WORK TO DO
Reproduce every one of the entries below word for word, leaving out the pictures.
# # # # #
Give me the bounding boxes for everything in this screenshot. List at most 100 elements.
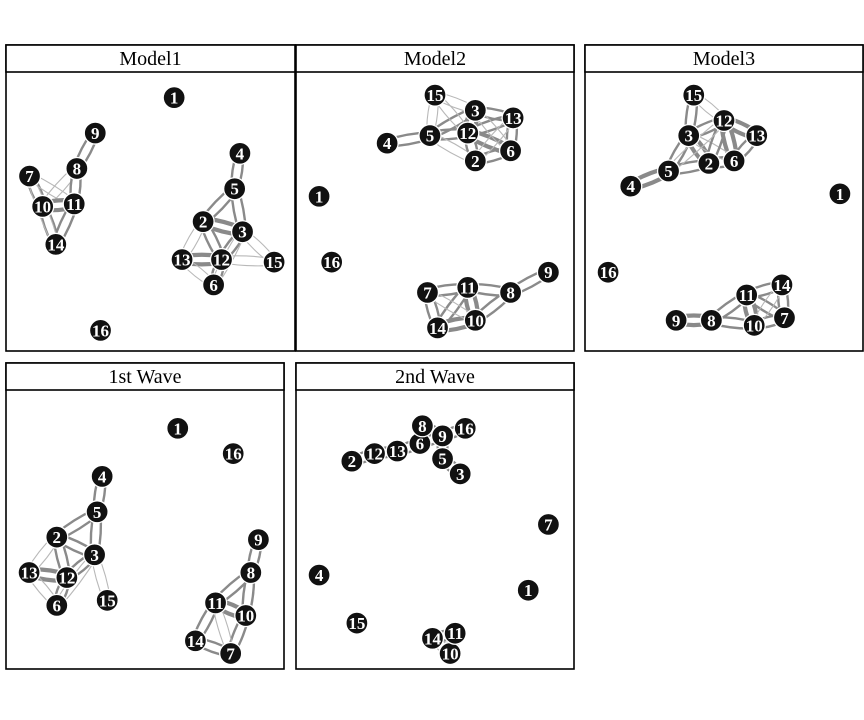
node-16: 16 [453,416,477,440]
node-marker [443,621,467,645]
node-marker [420,626,445,650]
node-marker [453,416,477,440]
node-marker [385,439,409,463]
node-marker [498,280,523,305]
node-label: 14 [424,629,442,648]
node-marker [619,174,643,198]
node-label: 5 [426,127,435,146]
node-marker [375,131,399,155]
node-12: 12 [456,121,480,145]
node-15: 15 [423,83,447,107]
node-label: 12 [58,569,75,588]
panel-title: Model3 [693,48,755,70]
node-marker [772,306,797,330]
node-1: 1 [307,184,331,208]
node-label: 2 [471,152,480,171]
node-label: 3 [456,465,465,484]
node-11: 11 [735,283,759,307]
node-marker [320,250,344,274]
node-3: 3 [463,98,487,122]
node-label: 8 [707,311,716,330]
node-marker [17,560,41,585]
node-label: 15 [266,253,283,272]
node-8: 8 [699,308,724,332]
node-marker [307,563,331,587]
node-marker [712,108,736,133]
node-14: 14 [44,232,68,257]
node-label: 16 [92,321,109,340]
node-label: 2 [348,452,357,471]
node-16: 16 [596,260,620,284]
node-label: 3 [684,127,693,146]
node-label: 5 [664,162,673,181]
node-15: 15 [262,250,286,274]
node-marker [677,123,701,148]
node-10: 10 [234,603,258,628]
node-15: 15 [345,611,369,635]
node-6: 6 [498,139,523,163]
node-marker [223,177,247,201]
node-label: 4 [627,177,636,196]
node-marker [463,149,487,173]
node-label: 7 [423,283,432,302]
node-9: 9 [246,527,271,552]
node-4: 4 [90,464,114,489]
panel-strip [5,44,296,73]
node-label: 3 [238,223,247,242]
node-5: 5 [418,123,442,148]
node-marker [44,232,68,257]
node-10: 10 [438,641,462,666]
node-marker [456,275,480,300]
node-label: 9 [91,124,100,143]
node-5: 5 [85,500,109,524]
node-marker [456,121,480,145]
node-marker [83,121,107,145]
node-label: 11 [208,594,224,613]
panel-frame [295,362,575,670]
node-label: 8 [73,159,82,178]
node-label: 3 [90,546,99,565]
node-label: 1 [524,581,533,600]
node-label: 15 [348,614,365,633]
node-marker [85,500,109,524]
node-marker [230,220,255,244]
node-marker [415,280,440,305]
node-marker [201,273,226,297]
node-16: 16 [88,318,113,343]
node-label: 7 [25,167,34,186]
node-4: 4 [307,563,331,587]
node-14: 14 [770,273,794,297]
node-14: 14 [183,629,208,653]
node-label: 13 [389,442,406,461]
node-label: 7 [780,309,789,328]
node-marker [170,247,194,272]
node-10: 10 [463,308,487,332]
node-label: 10 [467,311,484,330]
panel-title: 2nd Wave [395,366,475,388]
node-15: 15 [682,83,706,107]
node-4: 4 [228,141,252,165]
node-marker [183,629,208,653]
node-label: 13 [748,127,765,146]
node-4: 4 [375,131,399,155]
node-8: 8 [239,560,263,585]
node-2: 2 [340,449,364,473]
node-label: 6 [730,152,739,171]
node-marker [17,164,42,188]
node-marker [307,184,331,208]
panel-strip [295,44,575,73]
node-marker [418,123,442,148]
node-label: 10 [746,316,763,335]
node-marker [239,560,263,585]
panel-strip [295,362,575,391]
node-marker [697,151,721,176]
node-marker [536,512,561,537]
node-marker [82,543,107,567]
node-label: 6 [416,434,425,453]
node-label: 10 [442,644,459,663]
node-marker [203,591,228,615]
node-label: 16 [323,253,340,272]
node-12: 12 [712,108,736,133]
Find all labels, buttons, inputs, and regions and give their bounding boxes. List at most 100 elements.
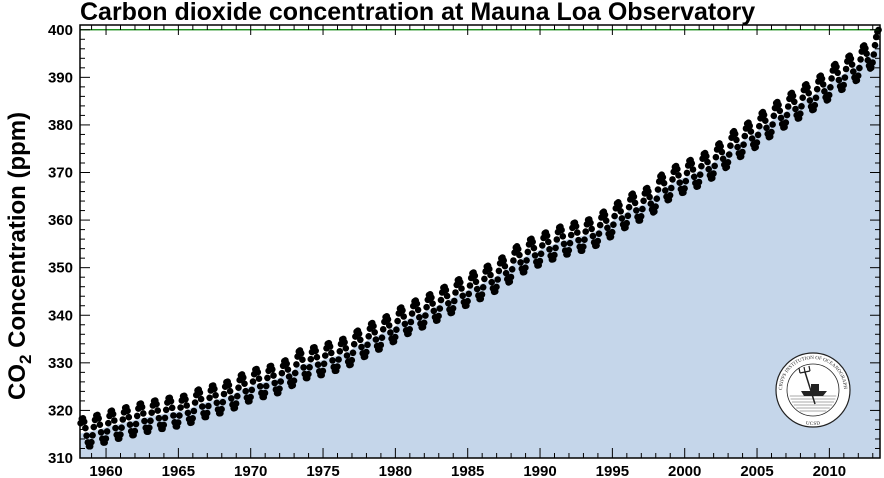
data-point: [717, 143, 724, 150]
data-point: [681, 185, 688, 192]
data-point: [363, 348, 370, 356]
data-point: [510, 257, 517, 264]
data-point: [218, 405, 225, 413]
data-point: [132, 420, 140, 428]
data-point: [285, 373, 293, 380]
data-point: [377, 341, 385, 349]
data-point: [494, 276, 502, 283]
data-point: [819, 81, 827, 88]
data-point: [791, 98, 798, 106]
data-point: [719, 155, 727, 163]
data-point: [335, 356, 342, 363]
data-point: [718, 148, 726, 156]
data-point: [595, 230, 603, 237]
data-point: [604, 224, 611, 232]
data-point: [141, 417, 148, 425]
data-point: [261, 389, 269, 397]
data-point: [247, 393, 254, 401]
data-point: [872, 33, 880, 41]
data-point: [501, 262, 509, 270]
data-point: [856, 64, 863, 72]
data-point: [863, 50, 870, 57]
data-point: [567, 231, 575, 239]
data-point: [459, 292, 467, 300]
data-point: [739, 148, 746, 156]
data-point: [305, 370, 312, 378]
data-point: [314, 361, 322, 369]
data-point: [276, 385, 283, 393]
data-point: [262, 382, 270, 390]
data-point: [666, 192, 674, 199]
data-point: [435, 312, 442, 320]
data-point: [177, 404, 184, 411]
data-point: [683, 169, 691, 177]
data-point: [695, 178, 703, 186]
data-point: [828, 75, 835, 82]
data-point: [631, 199, 639, 207]
data-point: [502, 269, 510, 277]
area-fill: [80, 43, 880, 458]
data-point: [565, 247, 573, 254]
data-point: [372, 336, 380, 343]
data-point: [451, 297, 458, 305]
data-point: [379, 326, 387, 333]
data-point: [334, 363, 341, 370]
data-point: [96, 421, 104, 429]
data-point: [546, 246, 553, 253]
data-point: [226, 387, 234, 395]
data-point: [471, 272, 479, 280]
data-point: [154, 407, 161, 414]
data-point: [776, 107, 784, 115]
data-point: [769, 121, 776, 128]
data-point: [514, 245, 522, 253]
data-point: [652, 203, 659, 210]
data-point: [400, 313, 408, 320]
data-point: [88, 438, 95, 446]
data-point: [523, 257, 530, 264]
data-point: [792, 105, 799, 113]
data-point: [225, 381, 233, 389]
data-point: [131, 427, 139, 435]
data-point: [90, 423, 98, 431]
data-point: [610, 221, 617, 228]
data-point: [391, 333, 399, 341]
data-point: [82, 424, 89, 432]
data-point: [798, 103, 805, 110]
data-point: [818, 75, 826, 82]
data-point: [871, 41, 879, 49]
data-point: [581, 236, 588, 243]
x-tick-label: 1965: [162, 463, 195, 478]
data-point: [481, 275, 488, 283]
data-point: [264, 374, 271, 382]
data-point: [724, 159, 732, 166]
seal-trident-shaft: [804, 371, 816, 405]
data-point: [588, 225, 595, 233]
data-point: [284, 366, 292, 373]
data-point: [167, 397, 175, 405]
y-axis-label-co: CO: [4, 364, 31, 400]
y-axis-label-rest: Concentration (ppm): [4, 112, 31, 355]
data-point: [748, 135, 756, 142]
data-point: [155, 414, 163, 422]
data-point: [269, 366, 276, 373]
data-point: [348, 356, 356, 364]
data-point: [740, 141, 747, 148]
data-point: [596, 221, 604, 229]
data-point: [524, 248, 532, 256]
data-point: [416, 314, 423, 321]
data-point: [428, 294, 435, 301]
data-point: [850, 68, 857, 75]
data-point: [399, 307, 406, 314]
data-point: [278, 369, 286, 377]
data-point: [147, 417, 154, 425]
data-point: [589, 232, 597, 240]
data-point: [530, 244, 538, 252]
data-point: [248, 386, 256, 394]
data-point: [645, 188, 652, 195]
data-point: [574, 229, 581, 236]
data-point: [449, 305, 457, 312]
data-point: [326, 343, 334, 350]
data-point: [552, 244, 559, 252]
data-point: [782, 119, 790, 126]
data-point: [768, 128, 775, 136]
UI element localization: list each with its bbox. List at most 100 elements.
# # # # #
FINISHED TASK
Give me the bounding boxes for everything in this screenshot. List at most 100 elements.
node-16: 16 [453,416,477,440]
node-marker [443,621,467,645]
node-marker [420,626,445,650]
node-marker [453,416,477,440]
node-marker [385,439,409,463]
node-marker [498,280,523,305]
node-label: 14 [424,629,442,648]
node-marker [619,174,643,198]
node-label: 5 [426,127,435,146]
node-marker [375,131,399,155]
node-12: 12 [456,121,480,145]
node-15: 15 [423,83,447,107]
node-label: 12 [58,569,75,588]
panel-title: Model3 [693,48,755,70]
node-marker [772,306,797,330]
node-1: 1 [307,184,331,208]
node-label: 2 [471,152,480,171]
node-label: 3 [456,465,465,484]
node-11: 11 [735,283,759,307]
node-marker [320,250,344,274]
node-3: 3 [463,98,487,122]
node-label: 8 [707,311,716,330]
node-marker [17,560,41,585]
node-label: 15 [266,253,283,272]
node-8: 8 [699,308,724,332]
node-marker [307,563,331,587]
node-marker [712,108,736,133]
node-14: 14 [44,232,68,257]
node-label: 16 [92,321,109,340]
node-label: 2 [348,452,357,471]
node-16: 16 [596,260,620,284]
node-label: 3 [684,127,693,146]
node-label: 5 [664,162,673,181]
node-15: 15 [262,250,286,274]
node-marker [677,123,701,148]
node-10: 10 [234,603,258,628]
node-15: 15 [345,611,369,635]
node-6: 6 [498,139,523,163]
node-marker [223,177,247,201]
node-label: 4 [627,177,636,196]
node-marker [463,149,487,173]
node-label: 7 [423,283,432,302]
node-9: 9 [246,527,271,552]
node-4: 4 [90,464,114,489]
panel-strip [5,44,296,73]
node-label: 3 [238,223,247,242]
node-5: 5 [418,123,442,148]
node-marker [44,232,68,257]
node-10: 10 [438,641,462,666]
node-marker [456,275,480,300]
node-label: 9 [91,124,100,143]
node-5: 5 [85,500,109,524]
node-marker [456,121,480,145]
node-marker [83,121,107,145]
node-label: 11 [208,594,224,613]
panel-frame [295,362,575,670]
node-label: 8 [73,159,82,178]
node-label: 3 [90,546,99,565]
node-label: 1 [524,581,533,600]
node-label: 15 [348,614,365,633]
node-marker [85,500,109,524]
node-marker [230,220,255,244]
node-marker [415,280,440,305]
node-marker [201,273,226,297]
node-16: 16 [88,318,113,343]
node-label: 7 [25,167,34,186]
node-4: 4 [307,563,331,587]
node-14: 14 [770,273,794,297]
node-14: 14 [183,629,208,653]
node-label: 13 [389,442,406,461]
node-label: 7 [780,309,789,328]
node-marker [170,247,194,272]
node-10: 10 [463,308,487,332]
node-label: 10 [467,311,484,330]
panel-title: 2nd Wave [395,366,475,388]
node-15: 15 [682,83,706,107]
node-4: 4 [228,141,252,165]
node-marker [183,629,208,653]
node-label: 13 [748,127,765,146]
node-4: 4 [375,131,399,155]
node-8: 8 [239,560,263,585]
node-2: 2 [340,449,364,473]
node-label: 6 [730,152,739,171]
node-marker [17,164,42,188]
node-marker [307,184,331,208]
panel-strip [295,44,575,73]
node-marker [418,123,442,148]
node-label: 10 [746,316,763,335]
node-marker [239,560,263,585]
panel-strip [295,362,575,391]
node-marker [697,151,721,176]
node-marker [536,512,561,537]
node-marker [82,543,107,567]
node-label: 6 [416,434,425,453]
node-label: 10 [442,644,459,663]
node-marker [203,591,228,615]
node-label: 16 [323,253,340,272]
node-12: 12 [712,108,736,133]
Find all labels, buttons, inputs, and regions and give their bounding boxes. List at most 100 elements.
data-point: [717, 143, 724, 150]
data-point: [681, 185, 688, 192]
data-point: [363, 348, 370, 356]
data-point: [510, 257, 517, 264]
data-point: [218, 405, 225, 413]
data-point: [132, 420, 140, 428]
data-point: [285, 373, 293, 380]
data-point: [377, 341, 385, 349]
data-point: [494, 276, 502, 283]
data-point: [819, 81, 827, 88]
data-point: [791, 98, 798, 106]
data-point: [719, 155, 727, 163]
data-point: [335, 356, 342, 363]
data-point: [718, 148, 726, 156]
data-point: [595, 230, 603, 237]
data-point: [604, 224, 611, 232]
data-point: [141, 417, 148, 425]
data-point: [261, 389, 269, 397]
data-point: [247, 393, 254, 401]
data-point: [872, 33, 880, 41]
data-point: [501, 262, 509, 270]
data-point: [856, 64, 863, 72]
data-point: [863, 50, 870, 57]
data-point: [567, 231, 575, 239]
data-point: [459, 292, 467, 300]
data-point: [739, 148, 746, 156]
data-point: [305, 370, 312, 378]
data-point: [314, 361, 322, 369]
data-point: [276, 385, 283, 393]
data-point: [262, 382, 270, 390]
data-point: [666, 192, 674, 199]
data-point: [435, 312, 442, 320]
data-point: [177, 404, 184, 411]
data-point: [683, 169, 691, 177]
data-point: [695, 178, 703, 186]
data-point: [828, 75, 835, 82]
data-point: [631, 199, 639, 207]
data-point: [502, 269, 510, 277]
area-fill: [80, 43, 880, 458]
data-point: [565, 247, 573, 254]
data-point: [372, 336, 380, 343]
data-point: [451, 297, 458, 305]
data-point: [379, 326, 387, 333]
data-point: [334, 363, 341, 370]
data-point: [96, 421, 104, 429]
data-point: [546, 246, 553, 253]
data-point: [226, 387, 234, 395]
data-point: [471, 272, 479, 280]
data-point: [154, 407, 161, 414]
data-point: [776, 107, 784, 115]
data-point: [769, 121, 776, 128]
data-point: [514, 245, 522, 253]
data-point: [652, 203, 659, 210]
data-point: [400, 313, 408, 320]
data-point: [88, 438, 95, 446]
data-point: [523, 257, 530, 264]
data-point: [792, 105, 799, 113]
data-point: [225, 381, 233, 389]
data-point: [131, 427, 139, 435]
data-point: [90, 423, 98, 431]
data-point: [610, 221, 617, 228]
data-point: [391, 333, 399, 341]
data-point: [82, 424, 89, 432]
data-point: [798, 103, 805, 110]
data-point: [818, 75, 826, 82]
data-point: [871, 41, 879, 49]
data-point: [581, 236, 588, 243]
x-tick-label: 1965: [162, 463, 195, 478]
data-point: [481, 275, 488, 283]
data-point: [264, 374, 271, 382]
data-point: [724, 159, 732, 166]
seal-trident-shaft: [804, 371, 816, 405]
data-point: [588, 225, 595, 233]
data-point: [284, 366, 292, 373]
data-point: [167, 397, 175, 405]
y-axis-label-co: CO: [4, 364, 31, 400]
y-axis-label-rest: Concentration (ppm): [4, 112, 31, 355]
data-point: [748, 135, 756, 142]
data-point: [155, 414, 163, 422]
data-point: [269, 366, 276, 373]
data-point: [348, 356, 356, 364]
data-point: [740, 141, 747, 148]
data-point: [596, 221, 604, 229]
data-point: [524, 248, 532, 256]
data-point: [416, 314, 423, 321]
data-point: [428, 294, 435, 301]
data-point: [850, 68, 857, 75]
data-point: [399, 307, 406, 314]
data-point: [278, 369, 286, 377]
data-point: [147, 417, 154, 425]
data-point: [589, 232, 597, 240]
data-point: [530, 244, 538, 252]
data-point: [248, 386, 256, 394]
data-point: [645, 188, 652, 195]
data-point: [574, 229, 581, 236]
data-point: [449, 305, 457, 312]
data-point: [326, 343, 334, 350]
data-point: [552, 244, 559, 252]
data-point: [782, 119, 790, 126]
data-point: [768, 128, 775, 136]
UI element localization: list each with its bbox. List at most 100 elements.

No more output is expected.